◆ INSTRUCTIONS TO FOLLOW: Reproduce the listing exactly, with no pictures in your copy.

Excerpt from a dataset
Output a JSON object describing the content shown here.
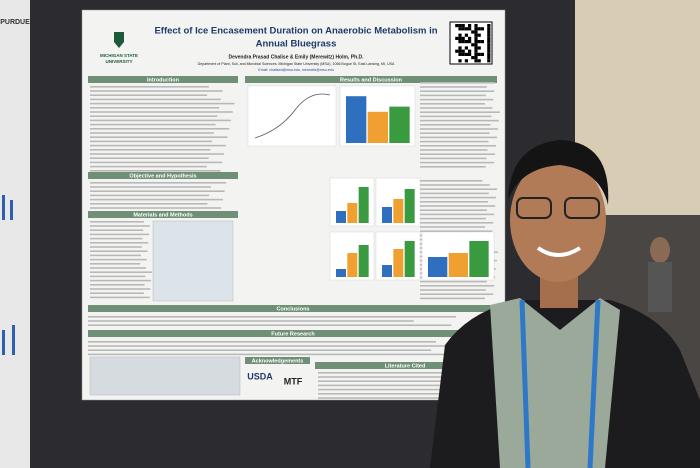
{
  "side_poster": {
    "title": "PURDUE"
  },
  "poster": {
    "title_lines": [
      "Effect of Ice Encasement Duration on Anaerobic Metabolism in",
      "Annual Bluegrass"
    ],
    "authors": "Devendra Prasad Chalise & Emily (Merewitz) Holm, Ph.D.",
    "department": "Department of Plant, Soil, and Microbial Sciences, Michigan State University (MSU), 1066 Bogue St, East Lansing, MI, USA",
    "email": "Email: chalised@msu.edu, merewitz@msu.edu",
    "logo_lines": [
      "MICHIGAN STATE",
      "UNIVERSITY"
    ],
    "sections": [
      "Introduction",
      "Results and Discussion",
      "Objective and Hypothesis",
      "Materials and Methods",
      "Conclusions",
      "Future Research",
      "Acknowledgements",
      "Literature Cited"
    ],
    "sponsors": [
      "USDA",
      "MTF"
    ]
  }
}
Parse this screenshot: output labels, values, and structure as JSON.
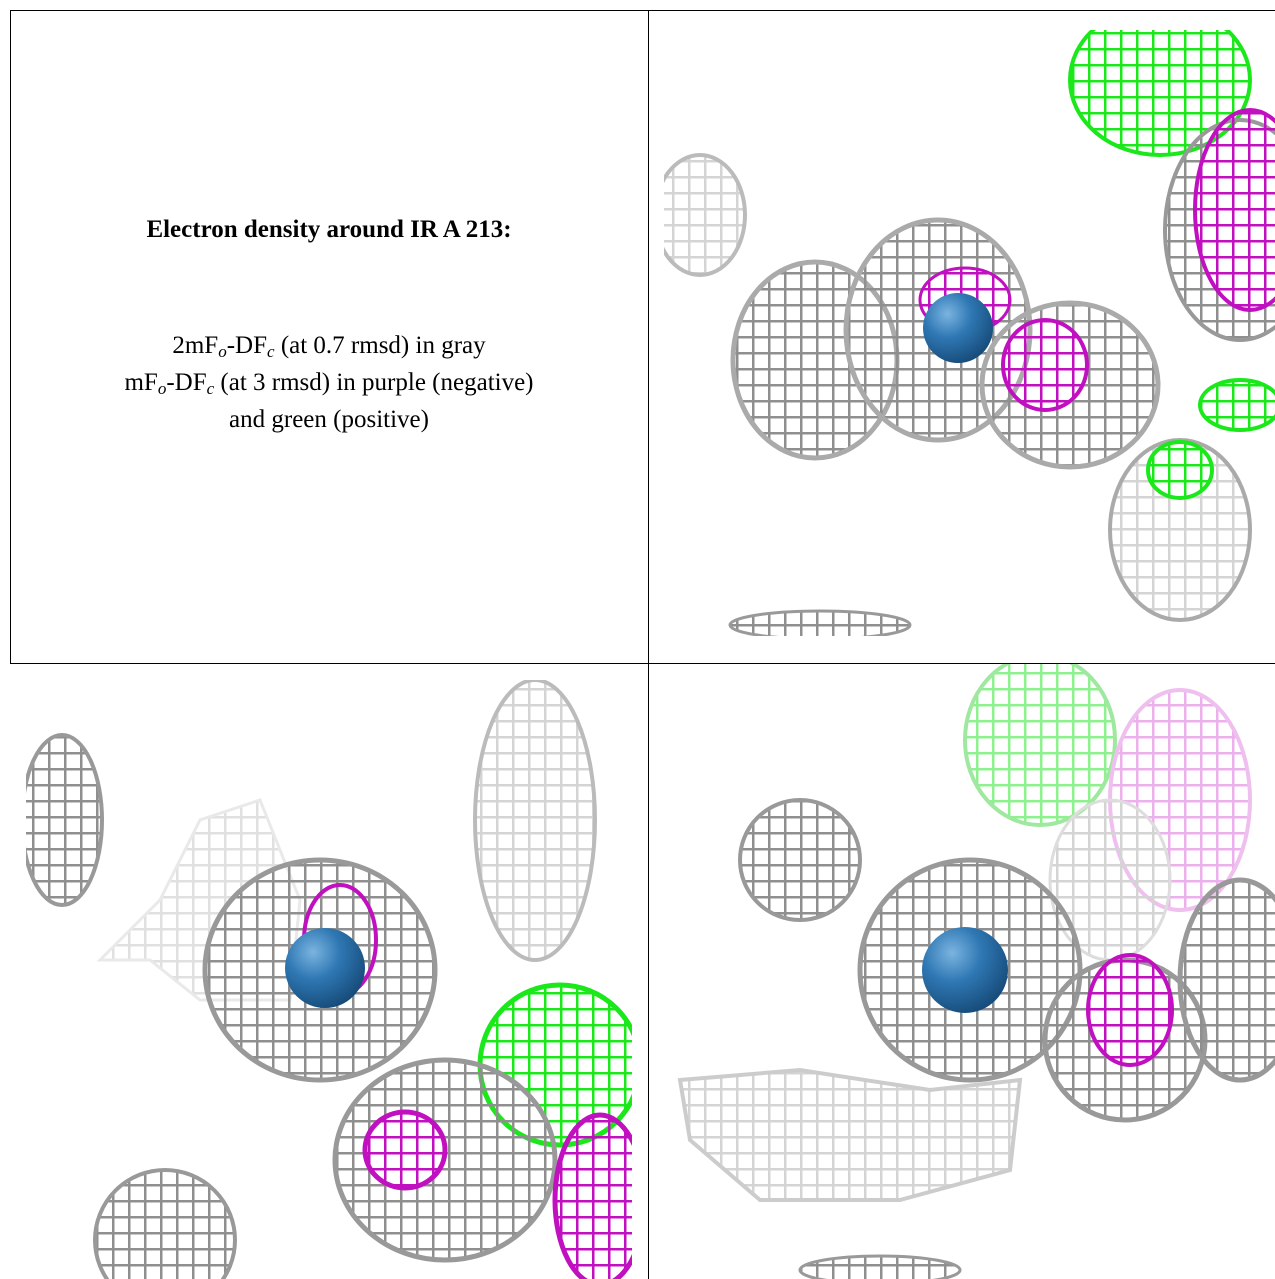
{
  "panel_text": {
    "title": "Electron density around IR A 213:",
    "lines": [
      [
        "2mF",
        "o",
        "-DF",
        "c",
        " (at 0.7 rmsd) in gray"
      ],
      [
        "mF",
        "o",
        "-DF",
        "c",
        " (at 3 rmsd) in purple (negative)"
      ],
      [
        "and green (positive)"
      ]
    ]
  }
}
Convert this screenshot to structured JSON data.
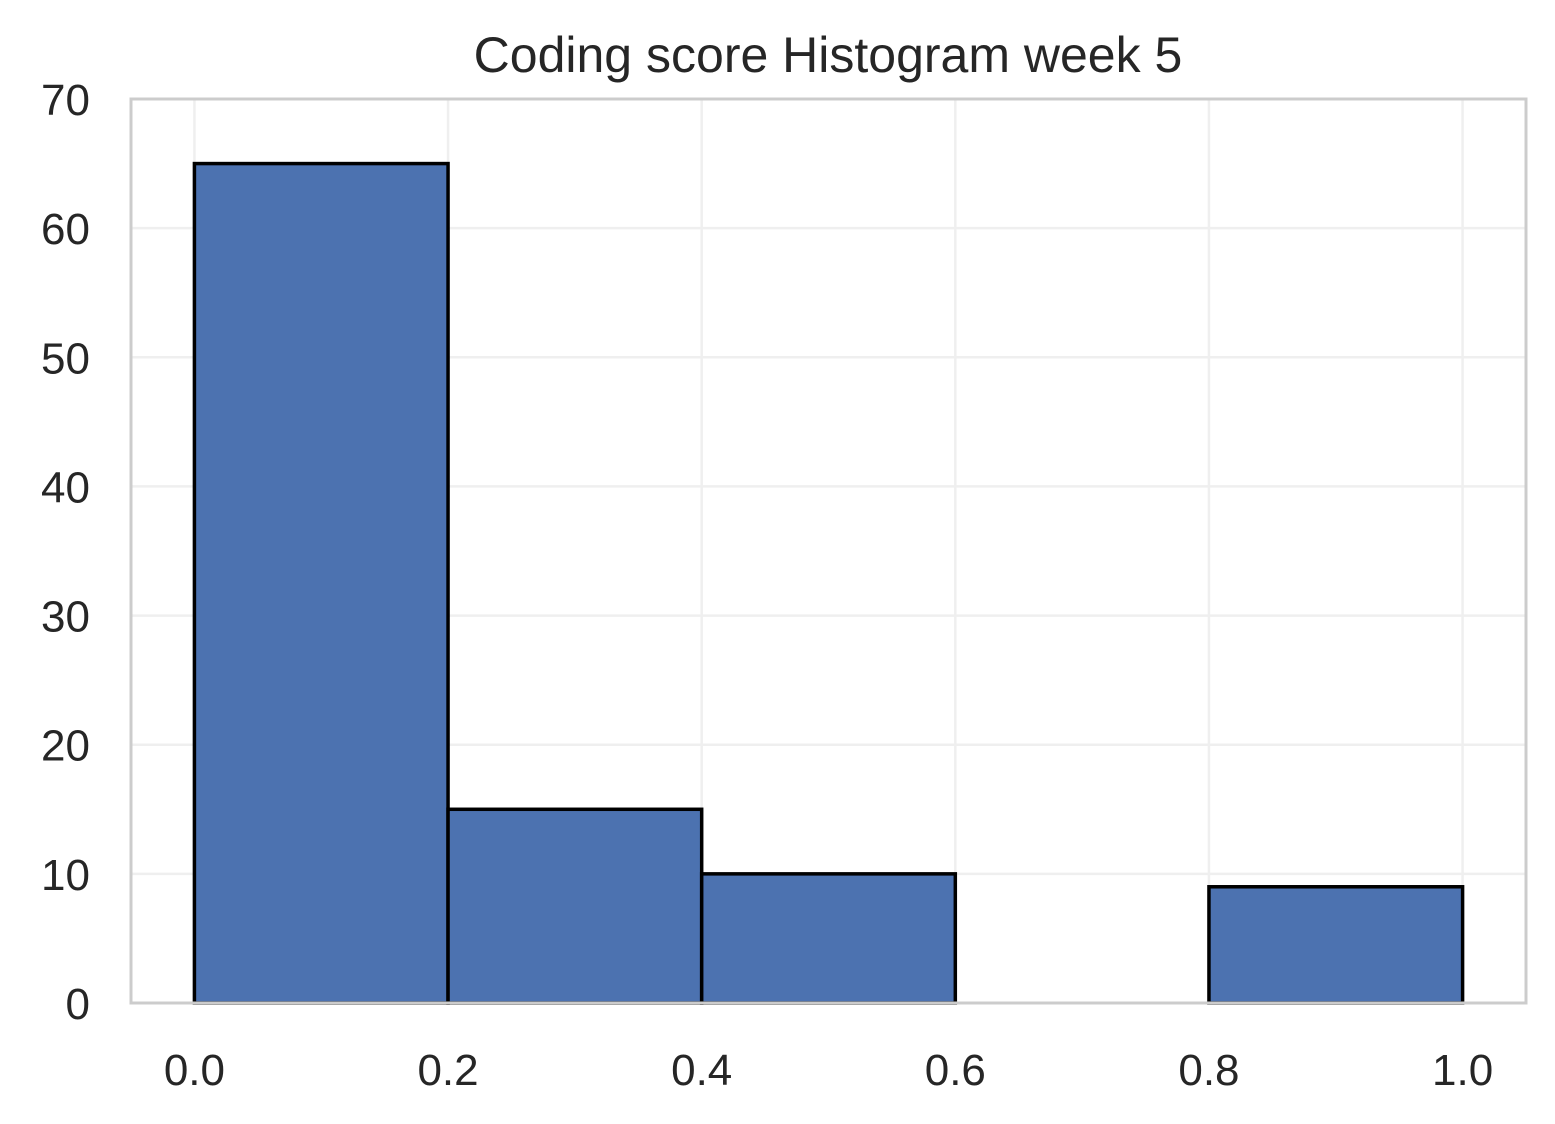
{
  "chart_data": {
    "type": "bar",
    "title": "Coding score Histogram week 5",
    "xlabel": "",
    "ylabel": "",
    "bins": [
      {
        "x0": 0.0,
        "x1": 0.2,
        "count": 65
      },
      {
        "x0": 0.2,
        "x1": 0.4,
        "count": 15
      },
      {
        "x0": 0.4,
        "x1": 0.6,
        "count": 10
      },
      {
        "x0": 0.6,
        "x1": 0.8,
        "count": 0
      },
      {
        "x0": 0.8,
        "x1": 1.0,
        "count": 9
      }
    ],
    "xlim": [
      -0.05,
      1.05
    ],
    "ylim": [
      0,
      70
    ],
    "x_ticks": [
      0.0,
      0.2,
      0.4,
      0.6,
      0.8,
      1.0
    ],
    "x_tick_labels": [
      "0.0",
      "0.2",
      "0.4",
      "0.6",
      "0.8",
      "1.0"
    ],
    "y_ticks": [
      0,
      10,
      20,
      30,
      40,
      50,
      60,
      70
    ],
    "y_tick_labels": [
      "0",
      "10",
      "20",
      "30",
      "40",
      "50",
      "60",
      "70"
    ],
    "grid": true,
    "bar_color": "#4c72b0",
    "edge_color": "#000000"
  }
}
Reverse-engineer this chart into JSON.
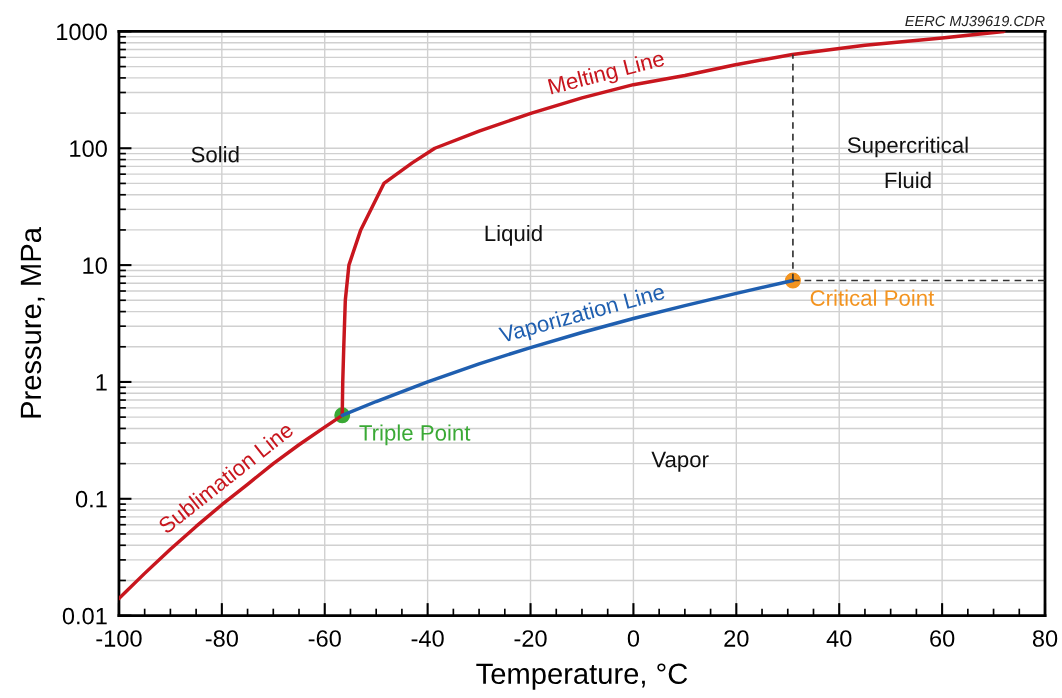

◆ FULL ANSWER:
Output a JSON object describing the content shown here.
{
  "side_poster": {
    "title": "PURDUE"
  },
  "poster": {
    "title_lines": [
      "Effect of Ice Encasement Duration on Anaerobic Metabolism in",
      "Annual Bluegrass"
    ],
    "authors": "Devendra Prasad Chalise & Emily (Merewitz) Holm, Ph.D.",
    "department": "Department of Plant, Soil, and Microbial Sciences, Michigan State University (MSU), 1066 Bogue St, East Lansing, MI, USA",
    "email": "Email: chalised@msu.edu, merewitz@msu.edu",
    "logo_lines": [
      "MICHIGAN STATE",
      "UNIVERSITY"
    ],
    "sections": [
      "Introduction",
      "Results and Discussion",
      "Objective and Hypothesis",
      "Materials and Methods",
      "Conclusions",
      "Future Research",
      "Acknowledgements",
      "Literature Cited"
    ],
    "sponsors": [
      "USDA",
      "MTF"
    ]
  }
}
Parse this screenshot: output labels, values, and structure as JSON.
{
  "panel_text": {
    "title": "Electron density around IR A 213:",
    "lines": [
      [
        "2mF",
        "o",
        "-DF",
        "c",
        " (at 0.7 rmsd) in gray"
      ],
      [
        "mF",
        "o",
        "-DF",
        "c",
        " (at 3 rmsd) in purple (negative)"
      ],
      [
        "and green (positive)"
      ]
    ]
  }
}
Convert this screenshot to structured JSON data.
{
  "chart_data": {
    "type": "bar",
    "title": "Coding score Histogram week 5",
    "xlabel": "",
    "ylabel": "",
    "bins": [
      {
        "x0": 0.0,
        "x1": 0.2,
        "count": 65
      },
      {
        "x0": 0.2,
        "x1": 0.4,
        "count": 15
      },
      {
        "x0": 0.4,
        "x1": 0.6,
        "count": 10
      },
      {
        "x0": 0.6,
        "x1": 0.8,
        "count": 0
      },
      {
        "x0": 0.8,
        "x1": 1.0,
        "count": 9
      }
    ],
    "xlim": [
      -0.05,
      1.05
    ],
    "ylim": [
      0,
      70
    ],
    "x_ticks": [
      0.0,
      0.2,
      0.4,
      0.6,
      0.8,
      1.0
    ],
    "x_tick_labels": [
      "0.0",
      "0.2",
      "0.4",
      "0.6",
      "0.8",
      "1.0"
    ],
    "y_ticks": [
      0,
      10,
      20,
      30,
      40,
      50,
      60,
      70
    ],
    "y_tick_labels": [
      "0",
      "10",
      "20",
      "30",
      "40",
      "50",
      "60",
      "70"
    ],
    "grid": true,
    "bar_color": "#4c72b0",
    "edge_color": "#000000"
  }
}
Reverse-engineer this chart into JSON.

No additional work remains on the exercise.